INSTRUCTIONS FOR THE TASK:
Count only the lines of the records that hold "clesaege", then give the number without any other words.

(Stored data entries)
· · · ·
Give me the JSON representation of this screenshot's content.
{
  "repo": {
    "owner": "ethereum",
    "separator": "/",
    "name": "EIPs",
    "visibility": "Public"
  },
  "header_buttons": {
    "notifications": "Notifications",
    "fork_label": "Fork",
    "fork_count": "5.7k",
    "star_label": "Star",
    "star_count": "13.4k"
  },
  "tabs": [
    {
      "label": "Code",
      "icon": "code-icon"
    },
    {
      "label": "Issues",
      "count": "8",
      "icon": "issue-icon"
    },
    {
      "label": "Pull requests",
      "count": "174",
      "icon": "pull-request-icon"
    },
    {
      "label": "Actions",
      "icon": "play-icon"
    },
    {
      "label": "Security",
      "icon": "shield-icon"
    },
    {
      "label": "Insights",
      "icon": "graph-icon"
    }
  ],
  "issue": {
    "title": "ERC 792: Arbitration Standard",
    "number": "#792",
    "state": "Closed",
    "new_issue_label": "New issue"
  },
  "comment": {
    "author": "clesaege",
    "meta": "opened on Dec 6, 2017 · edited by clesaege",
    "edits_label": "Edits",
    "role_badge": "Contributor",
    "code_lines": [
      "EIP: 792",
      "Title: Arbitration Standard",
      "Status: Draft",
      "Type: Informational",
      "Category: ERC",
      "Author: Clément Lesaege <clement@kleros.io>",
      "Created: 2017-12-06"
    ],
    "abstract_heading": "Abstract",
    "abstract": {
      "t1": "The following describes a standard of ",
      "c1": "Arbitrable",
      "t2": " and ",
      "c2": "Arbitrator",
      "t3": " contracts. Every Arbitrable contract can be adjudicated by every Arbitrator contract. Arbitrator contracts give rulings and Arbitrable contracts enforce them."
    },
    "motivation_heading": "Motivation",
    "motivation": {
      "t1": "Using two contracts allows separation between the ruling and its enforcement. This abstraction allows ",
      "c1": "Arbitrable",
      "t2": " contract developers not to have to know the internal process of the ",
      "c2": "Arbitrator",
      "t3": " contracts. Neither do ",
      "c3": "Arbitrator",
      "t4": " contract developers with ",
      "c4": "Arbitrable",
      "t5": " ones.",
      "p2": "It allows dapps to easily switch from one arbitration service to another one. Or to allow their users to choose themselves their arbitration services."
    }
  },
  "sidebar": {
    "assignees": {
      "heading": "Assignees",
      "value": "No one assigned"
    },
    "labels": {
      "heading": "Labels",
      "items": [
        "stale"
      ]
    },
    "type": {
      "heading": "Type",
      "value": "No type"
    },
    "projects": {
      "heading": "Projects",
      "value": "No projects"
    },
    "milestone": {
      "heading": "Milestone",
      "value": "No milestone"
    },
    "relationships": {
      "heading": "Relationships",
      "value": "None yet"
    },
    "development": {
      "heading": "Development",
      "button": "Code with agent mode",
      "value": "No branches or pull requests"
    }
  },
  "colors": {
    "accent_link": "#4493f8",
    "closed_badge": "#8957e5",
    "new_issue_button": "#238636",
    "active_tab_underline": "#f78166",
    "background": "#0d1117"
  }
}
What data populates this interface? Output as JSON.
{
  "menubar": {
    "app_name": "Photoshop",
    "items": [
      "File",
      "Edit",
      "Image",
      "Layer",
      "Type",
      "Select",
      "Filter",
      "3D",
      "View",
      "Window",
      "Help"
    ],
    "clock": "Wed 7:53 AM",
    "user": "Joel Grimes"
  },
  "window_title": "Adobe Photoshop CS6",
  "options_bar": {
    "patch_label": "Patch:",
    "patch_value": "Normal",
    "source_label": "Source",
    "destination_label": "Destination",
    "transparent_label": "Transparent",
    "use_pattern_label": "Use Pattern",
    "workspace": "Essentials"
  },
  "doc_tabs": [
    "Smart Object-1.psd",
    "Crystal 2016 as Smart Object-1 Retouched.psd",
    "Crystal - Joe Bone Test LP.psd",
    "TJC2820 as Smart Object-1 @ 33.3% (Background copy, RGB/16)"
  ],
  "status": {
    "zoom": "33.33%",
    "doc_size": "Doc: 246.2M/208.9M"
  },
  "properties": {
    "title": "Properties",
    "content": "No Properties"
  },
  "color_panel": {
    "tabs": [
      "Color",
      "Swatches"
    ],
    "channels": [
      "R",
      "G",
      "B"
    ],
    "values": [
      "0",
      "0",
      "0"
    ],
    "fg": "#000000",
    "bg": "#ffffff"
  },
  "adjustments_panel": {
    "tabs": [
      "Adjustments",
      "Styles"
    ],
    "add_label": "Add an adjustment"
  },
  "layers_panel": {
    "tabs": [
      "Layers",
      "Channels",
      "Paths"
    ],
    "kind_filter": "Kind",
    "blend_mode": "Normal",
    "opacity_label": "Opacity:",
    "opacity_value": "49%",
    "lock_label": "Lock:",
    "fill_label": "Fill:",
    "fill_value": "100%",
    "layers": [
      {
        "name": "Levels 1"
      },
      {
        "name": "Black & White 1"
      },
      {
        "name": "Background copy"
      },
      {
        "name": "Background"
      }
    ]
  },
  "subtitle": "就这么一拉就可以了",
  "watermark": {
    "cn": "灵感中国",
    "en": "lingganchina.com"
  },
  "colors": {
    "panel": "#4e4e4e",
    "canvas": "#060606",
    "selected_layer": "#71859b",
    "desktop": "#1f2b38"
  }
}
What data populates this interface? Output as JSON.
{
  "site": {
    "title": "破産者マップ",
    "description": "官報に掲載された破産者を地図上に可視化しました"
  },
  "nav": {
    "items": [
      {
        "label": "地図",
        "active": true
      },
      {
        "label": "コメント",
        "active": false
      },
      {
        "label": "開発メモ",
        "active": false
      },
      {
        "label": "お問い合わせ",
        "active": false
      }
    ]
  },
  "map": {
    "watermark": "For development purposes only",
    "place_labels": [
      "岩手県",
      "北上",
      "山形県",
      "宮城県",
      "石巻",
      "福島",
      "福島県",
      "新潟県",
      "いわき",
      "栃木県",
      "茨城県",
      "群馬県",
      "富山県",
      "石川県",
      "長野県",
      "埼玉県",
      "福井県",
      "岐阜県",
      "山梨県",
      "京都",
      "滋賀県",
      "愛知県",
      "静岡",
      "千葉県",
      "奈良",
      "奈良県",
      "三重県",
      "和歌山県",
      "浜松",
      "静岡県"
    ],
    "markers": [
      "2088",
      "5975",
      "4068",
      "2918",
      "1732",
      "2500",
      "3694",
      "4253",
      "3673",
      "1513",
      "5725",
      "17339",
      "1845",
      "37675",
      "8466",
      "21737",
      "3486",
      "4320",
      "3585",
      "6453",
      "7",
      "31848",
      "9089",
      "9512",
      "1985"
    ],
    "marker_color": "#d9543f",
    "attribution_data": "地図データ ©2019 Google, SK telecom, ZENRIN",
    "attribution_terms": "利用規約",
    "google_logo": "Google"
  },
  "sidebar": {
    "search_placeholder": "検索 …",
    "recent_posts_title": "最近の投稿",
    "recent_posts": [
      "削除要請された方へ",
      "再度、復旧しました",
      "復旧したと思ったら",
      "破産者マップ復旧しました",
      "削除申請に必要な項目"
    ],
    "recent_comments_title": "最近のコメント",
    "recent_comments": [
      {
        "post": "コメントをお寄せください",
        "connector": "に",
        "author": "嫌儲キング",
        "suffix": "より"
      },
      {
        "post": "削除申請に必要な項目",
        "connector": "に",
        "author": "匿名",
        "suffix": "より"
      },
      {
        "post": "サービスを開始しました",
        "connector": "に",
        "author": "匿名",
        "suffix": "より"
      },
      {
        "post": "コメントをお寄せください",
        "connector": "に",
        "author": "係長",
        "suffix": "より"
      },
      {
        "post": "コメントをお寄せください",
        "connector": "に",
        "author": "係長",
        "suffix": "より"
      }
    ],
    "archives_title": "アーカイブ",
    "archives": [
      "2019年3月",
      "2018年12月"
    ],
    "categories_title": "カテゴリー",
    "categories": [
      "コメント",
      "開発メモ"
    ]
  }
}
· · · ·
SOLUTION FOR THIS TASK:
2